▶ [GIVEN INSTRUCTION]
Set down, in full, every record in the block.

Extracts from a graphics dataset
((
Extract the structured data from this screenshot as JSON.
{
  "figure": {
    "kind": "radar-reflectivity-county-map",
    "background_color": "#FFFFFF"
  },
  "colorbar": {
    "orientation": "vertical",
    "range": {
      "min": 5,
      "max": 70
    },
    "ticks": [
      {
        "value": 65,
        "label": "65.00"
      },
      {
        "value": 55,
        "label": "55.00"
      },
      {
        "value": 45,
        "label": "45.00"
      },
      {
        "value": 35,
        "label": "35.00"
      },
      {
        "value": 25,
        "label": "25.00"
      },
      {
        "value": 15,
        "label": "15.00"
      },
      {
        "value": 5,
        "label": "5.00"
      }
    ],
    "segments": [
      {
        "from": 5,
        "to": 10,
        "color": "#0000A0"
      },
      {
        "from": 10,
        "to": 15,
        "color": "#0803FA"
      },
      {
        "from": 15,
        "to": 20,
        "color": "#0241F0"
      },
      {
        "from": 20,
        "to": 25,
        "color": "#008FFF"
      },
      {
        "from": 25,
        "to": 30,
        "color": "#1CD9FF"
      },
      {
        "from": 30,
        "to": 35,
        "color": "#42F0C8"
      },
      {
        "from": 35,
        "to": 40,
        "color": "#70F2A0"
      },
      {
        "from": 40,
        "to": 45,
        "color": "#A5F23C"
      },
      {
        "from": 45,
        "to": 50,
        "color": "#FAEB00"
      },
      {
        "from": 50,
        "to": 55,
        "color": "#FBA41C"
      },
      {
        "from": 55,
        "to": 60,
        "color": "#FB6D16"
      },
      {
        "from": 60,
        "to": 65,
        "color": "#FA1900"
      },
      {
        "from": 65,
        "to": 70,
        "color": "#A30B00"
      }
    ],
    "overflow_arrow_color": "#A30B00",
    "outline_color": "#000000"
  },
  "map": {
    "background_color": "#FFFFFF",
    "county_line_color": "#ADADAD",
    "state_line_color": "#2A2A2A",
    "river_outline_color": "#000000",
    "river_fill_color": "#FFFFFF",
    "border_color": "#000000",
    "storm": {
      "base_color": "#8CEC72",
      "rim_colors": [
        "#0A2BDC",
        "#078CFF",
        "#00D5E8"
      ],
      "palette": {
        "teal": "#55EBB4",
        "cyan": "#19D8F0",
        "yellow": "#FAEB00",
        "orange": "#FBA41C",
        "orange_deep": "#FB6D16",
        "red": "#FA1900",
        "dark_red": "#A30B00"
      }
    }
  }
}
))
▶ [EXERCISE ANSWER]
Extract the structured data from this screenshot as JSON.
{
  "figure": {
    "kind": "radar-reflectivity-county-map",
    "background_color": "#FFFFFF"
  },
  "colorbar": {
    "orientation": "vertical",
    "range": {
      "min": 5,
      "max": 70
    },
    "ticks": [
      {
        "value": 65,
        "label": "65.00"
      },
      {
        "value": 55,
        "label": "55.00"
      },
      {
        "value": 45,
        "label": "45.00"
      },
      {
        "value": 35,
        "label": "35.00"
      },
      {
        "value": 25,
        "label": "25.00"
      },
      {
        "value": 15,
        "label": "15.00"
      },
      {
        "value": 5,
        "label": "5.00"
      }
    ],
    "segments": [
      {
        "from": 5,
        "to": 10,
        "color": "#0000A0"
      },
      {
        "from": 10,
        "to": 15,
        "color": "#0803FA"
      },
      {
        "from": 15,
        "to": 20,
        "color": "#0241F0"
      },
      {
        "from": 20,
        "to": 25,
        "color": "#008FFF"
      },
      {
        "from": 25,
        "to": 30,
        "color": "#1CD9FF"
      },
      {
        "from": 30,
        "to": 35,
        "color": "#42F0C8"
      },
      {
        "from": 35,
        "to": 40,
        "color": "#70F2A0"
      },
      {
        "from": 40,
        "to": 45,
        "color": "#A5F23C"
      },
      {
        "from": 45,
        "to": 50,
        "color": "#FAEB00"
      },
      {
        "from": 50,
        "to": 55,
        "color": "#FBA41C"
      },
      {
        "from": 55,
        "to": 60,
        "color": "#FB6D16"
      },
      {
        "from": 60,
        "to": 65,
        "color": "#FA1900"
      },
      {
        "from": 65,
        "to": 70,
        "color": "#A30B00"
      }
    ],
    "overflow_arrow_color": "#A30B00",
    "outline_color": "#000000"
  },
  "map": {
    "background_color": "#FFFFFF",
    "county_line_color": "#ADADAD",
    "state_line_color": "#2A2A2A",
    "river_outline_color": "#000000",
    "river_fill_color": "#FFFFFF",
    "border_color": "#000000",
    "storm": {
      "base_color": "#8CEC72",
      "rim_colors": [
        "#0A2BDC",
        "#078CFF",
        "#00D5E8"
      ],
      "palette": {
        "teal": "#55EBB4",
        "cyan": "#19D8F0",
        "yellow": "#FAEB00",
        "orange": "#FBA41C",
        "orange_deep": "#FB6D16",
        "red": "#FA1900",
        "dark_red": "#A30B00"
      }
    }
  }
}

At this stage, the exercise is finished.